ENTRIES.
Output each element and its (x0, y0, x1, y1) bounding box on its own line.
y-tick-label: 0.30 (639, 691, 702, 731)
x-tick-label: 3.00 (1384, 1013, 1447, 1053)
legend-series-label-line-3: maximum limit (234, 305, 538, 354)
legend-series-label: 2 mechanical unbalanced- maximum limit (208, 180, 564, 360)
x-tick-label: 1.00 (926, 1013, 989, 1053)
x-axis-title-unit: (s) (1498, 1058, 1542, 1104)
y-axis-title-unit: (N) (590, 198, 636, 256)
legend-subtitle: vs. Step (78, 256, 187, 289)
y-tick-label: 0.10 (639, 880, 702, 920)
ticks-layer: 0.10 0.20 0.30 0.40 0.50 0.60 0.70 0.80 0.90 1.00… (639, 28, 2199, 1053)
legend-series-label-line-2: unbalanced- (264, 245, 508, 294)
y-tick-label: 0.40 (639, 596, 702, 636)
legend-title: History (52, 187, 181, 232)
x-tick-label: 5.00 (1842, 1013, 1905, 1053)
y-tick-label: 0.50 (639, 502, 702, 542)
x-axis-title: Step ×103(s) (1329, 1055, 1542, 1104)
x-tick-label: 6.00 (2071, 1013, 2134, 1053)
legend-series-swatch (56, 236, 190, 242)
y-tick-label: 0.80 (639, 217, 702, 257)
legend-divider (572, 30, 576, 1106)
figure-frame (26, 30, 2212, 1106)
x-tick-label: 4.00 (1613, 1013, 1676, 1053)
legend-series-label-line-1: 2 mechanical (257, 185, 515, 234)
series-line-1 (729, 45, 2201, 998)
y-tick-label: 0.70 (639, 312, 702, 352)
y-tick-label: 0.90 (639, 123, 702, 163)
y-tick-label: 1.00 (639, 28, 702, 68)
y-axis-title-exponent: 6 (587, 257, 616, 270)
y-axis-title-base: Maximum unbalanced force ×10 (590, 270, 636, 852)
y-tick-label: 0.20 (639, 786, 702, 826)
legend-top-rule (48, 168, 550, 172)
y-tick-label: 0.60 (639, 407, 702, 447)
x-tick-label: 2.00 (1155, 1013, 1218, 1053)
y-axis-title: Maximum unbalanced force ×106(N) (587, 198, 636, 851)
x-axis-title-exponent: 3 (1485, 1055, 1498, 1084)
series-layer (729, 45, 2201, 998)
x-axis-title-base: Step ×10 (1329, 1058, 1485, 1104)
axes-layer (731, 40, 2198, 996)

REQUIREMENT. Copy every line of the records above without changing anything.

OUTPUT OF THE TASK.
Output each element and its (x0, y0, x1, y1) bounding box on its own line.
y-tick-label: 0.30 (639, 691, 702, 731)
x-tick-label: 3.00 (1384, 1013, 1447, 1053)
legend-series-label-line-3: maximum limit (234, 305, 538, 354)
legend-series-label: 2 mechanical unbalanced- maximum limit (208, 180, 564, 360)
x-tick-label: 1.00 (926, 1013, 989, 1053)
x-axis-title-unit: (s) (1498, 1058, 1542, 1104)
y-axis-title-unit: (N) (590, 198, 636, 256)
legend-subtitle: vs. Step (78, 256, 187, 289)
y-tick-label: 0.10 (639, 880, 702, 920)
ticks-layer: 0.10 0.20 0.30 0.40 0.50 0.60 0.70 0.80 0.90 1.00… (639, 28, 2199, 1053)
legend-series-label-line-2: unbalanced- (264, 245, 508, 294)
y-tick-label: 0.40 (639, 596, 702, 636)
legend-title: History (52, 187, 181, 232)
x-tick-label: 5.00 (1842, 1013, 1905, 1053)
y-tick-label: 0.50 (639, 502, 702, 542)
x-axis-title: Step ×103(s) (1329, 1055, 1542, 1104)
x-tick-label: 6.00 (2071, 1013, 2134, 1053)
legend-series-swatch (56, 236, 190, 242)
y-tick-label: 0.80 (639, 217, 702, 257)
legend-divider (572, 30, 576, 1106)
figure-frame (26, 30, 2212, 1106)
x-tick-label: 4.00 (1613, 1013, 1676, 1053)
legend-series-label-line-1: 2 mechanical (257, 185, 515, 234)
series-line-1 (729, 45, 2201, 998)
y-tick-label: 0.70 (639, 312, 702, 352)
y-tick-label: 0.90 (639, 123, 702, 163)
y-tick-label: 1.00 (639, 28, 702, 68)
y-axis-title-exponent: 6 (587, 257, 616, 270)
y-axis-title-base: Maximum unbalanced force ×10 (590, 270, 636, 852)
y-tick-label: 0.20 (639, 786, 702, 826)
legend-top-rule (48, 168, 550, 172)
y-tick-label: 0.60 (639, 407, 702, 447)
x-tick-label: 2.00 (1155, 1013, 1218, 1053)
y-axis-title: Maximum unbalanced force ×106(N) (587, 198, 636, 851)
x-axis-title-exponent: 3 (1485, 1055, 1498, 1084)
series-layer (729, 45, 2201, 998)
x-axis-title-base: Step ×10 (1329, 1058, 1485, 1104)
axes-layer (731, 40, 2198, 996)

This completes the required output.